Stated problem> Copy every line of the records below where the word "would" occurs.

Listing>
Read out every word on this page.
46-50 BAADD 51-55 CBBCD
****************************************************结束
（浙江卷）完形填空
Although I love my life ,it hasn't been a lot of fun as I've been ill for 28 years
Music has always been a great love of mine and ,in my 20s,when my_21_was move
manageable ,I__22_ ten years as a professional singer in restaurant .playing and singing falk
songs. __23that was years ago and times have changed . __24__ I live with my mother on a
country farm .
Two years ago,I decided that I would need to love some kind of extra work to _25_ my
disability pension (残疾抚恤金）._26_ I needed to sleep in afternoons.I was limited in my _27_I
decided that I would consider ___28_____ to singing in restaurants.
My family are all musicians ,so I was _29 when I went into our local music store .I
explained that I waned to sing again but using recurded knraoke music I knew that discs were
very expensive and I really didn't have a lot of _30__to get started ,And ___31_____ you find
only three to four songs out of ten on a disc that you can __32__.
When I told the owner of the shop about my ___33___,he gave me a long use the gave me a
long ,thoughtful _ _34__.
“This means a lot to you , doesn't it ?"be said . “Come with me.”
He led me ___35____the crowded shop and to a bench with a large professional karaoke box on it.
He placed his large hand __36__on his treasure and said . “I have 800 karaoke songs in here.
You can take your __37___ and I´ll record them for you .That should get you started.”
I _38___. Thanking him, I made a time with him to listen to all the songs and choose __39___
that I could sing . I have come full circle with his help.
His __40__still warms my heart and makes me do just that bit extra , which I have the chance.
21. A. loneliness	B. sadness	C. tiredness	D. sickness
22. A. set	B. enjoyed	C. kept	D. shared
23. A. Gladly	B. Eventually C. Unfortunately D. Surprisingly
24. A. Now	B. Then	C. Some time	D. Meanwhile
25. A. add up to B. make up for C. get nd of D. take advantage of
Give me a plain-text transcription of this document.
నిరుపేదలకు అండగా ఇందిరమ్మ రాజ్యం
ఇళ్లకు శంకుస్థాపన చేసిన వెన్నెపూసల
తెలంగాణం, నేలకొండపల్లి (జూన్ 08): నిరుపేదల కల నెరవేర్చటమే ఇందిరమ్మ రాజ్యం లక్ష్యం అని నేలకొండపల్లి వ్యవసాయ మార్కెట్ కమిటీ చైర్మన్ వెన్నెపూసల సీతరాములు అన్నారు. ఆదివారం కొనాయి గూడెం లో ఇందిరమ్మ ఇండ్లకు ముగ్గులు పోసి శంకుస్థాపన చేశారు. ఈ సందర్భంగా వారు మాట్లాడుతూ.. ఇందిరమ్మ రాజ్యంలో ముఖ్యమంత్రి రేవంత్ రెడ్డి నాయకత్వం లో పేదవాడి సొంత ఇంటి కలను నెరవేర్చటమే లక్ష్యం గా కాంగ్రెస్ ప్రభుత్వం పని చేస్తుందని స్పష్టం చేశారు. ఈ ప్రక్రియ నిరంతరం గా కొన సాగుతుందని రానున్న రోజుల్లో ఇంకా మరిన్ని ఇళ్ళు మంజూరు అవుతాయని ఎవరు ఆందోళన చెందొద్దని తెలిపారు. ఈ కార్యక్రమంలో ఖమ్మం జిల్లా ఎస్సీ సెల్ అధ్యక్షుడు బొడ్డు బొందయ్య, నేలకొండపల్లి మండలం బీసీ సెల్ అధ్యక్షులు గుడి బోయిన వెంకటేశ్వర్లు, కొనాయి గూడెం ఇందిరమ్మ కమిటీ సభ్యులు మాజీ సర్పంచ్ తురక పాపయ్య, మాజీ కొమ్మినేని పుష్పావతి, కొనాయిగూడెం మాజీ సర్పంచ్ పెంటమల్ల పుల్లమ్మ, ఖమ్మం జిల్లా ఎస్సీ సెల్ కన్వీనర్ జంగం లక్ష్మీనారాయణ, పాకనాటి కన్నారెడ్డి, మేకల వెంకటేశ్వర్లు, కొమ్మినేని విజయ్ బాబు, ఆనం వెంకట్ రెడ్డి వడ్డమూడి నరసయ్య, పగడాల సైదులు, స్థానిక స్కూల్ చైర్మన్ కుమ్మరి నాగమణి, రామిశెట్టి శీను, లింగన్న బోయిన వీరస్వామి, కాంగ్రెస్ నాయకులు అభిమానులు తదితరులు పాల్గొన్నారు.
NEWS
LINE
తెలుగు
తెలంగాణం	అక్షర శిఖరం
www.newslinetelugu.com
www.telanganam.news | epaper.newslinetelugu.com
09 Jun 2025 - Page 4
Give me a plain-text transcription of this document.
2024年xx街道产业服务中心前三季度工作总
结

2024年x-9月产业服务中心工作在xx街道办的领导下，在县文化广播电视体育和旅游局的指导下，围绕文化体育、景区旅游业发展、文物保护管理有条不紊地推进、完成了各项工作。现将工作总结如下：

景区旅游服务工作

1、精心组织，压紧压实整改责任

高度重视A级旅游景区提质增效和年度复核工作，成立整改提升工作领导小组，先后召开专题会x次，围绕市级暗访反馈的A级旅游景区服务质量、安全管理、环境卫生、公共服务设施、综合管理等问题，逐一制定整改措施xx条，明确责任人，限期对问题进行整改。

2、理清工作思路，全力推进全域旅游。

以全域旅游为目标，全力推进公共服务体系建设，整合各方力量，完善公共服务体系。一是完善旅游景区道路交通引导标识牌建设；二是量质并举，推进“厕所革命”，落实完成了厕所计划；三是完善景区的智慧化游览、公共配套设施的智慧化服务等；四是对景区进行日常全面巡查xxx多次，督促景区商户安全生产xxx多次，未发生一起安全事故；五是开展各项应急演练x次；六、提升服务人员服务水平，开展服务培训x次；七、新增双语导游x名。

Final answer>
Two years ago,I decided that I would need to love some kind of extra work to _25_ my
decided that I would consider ___28_____ to singing in restaurants.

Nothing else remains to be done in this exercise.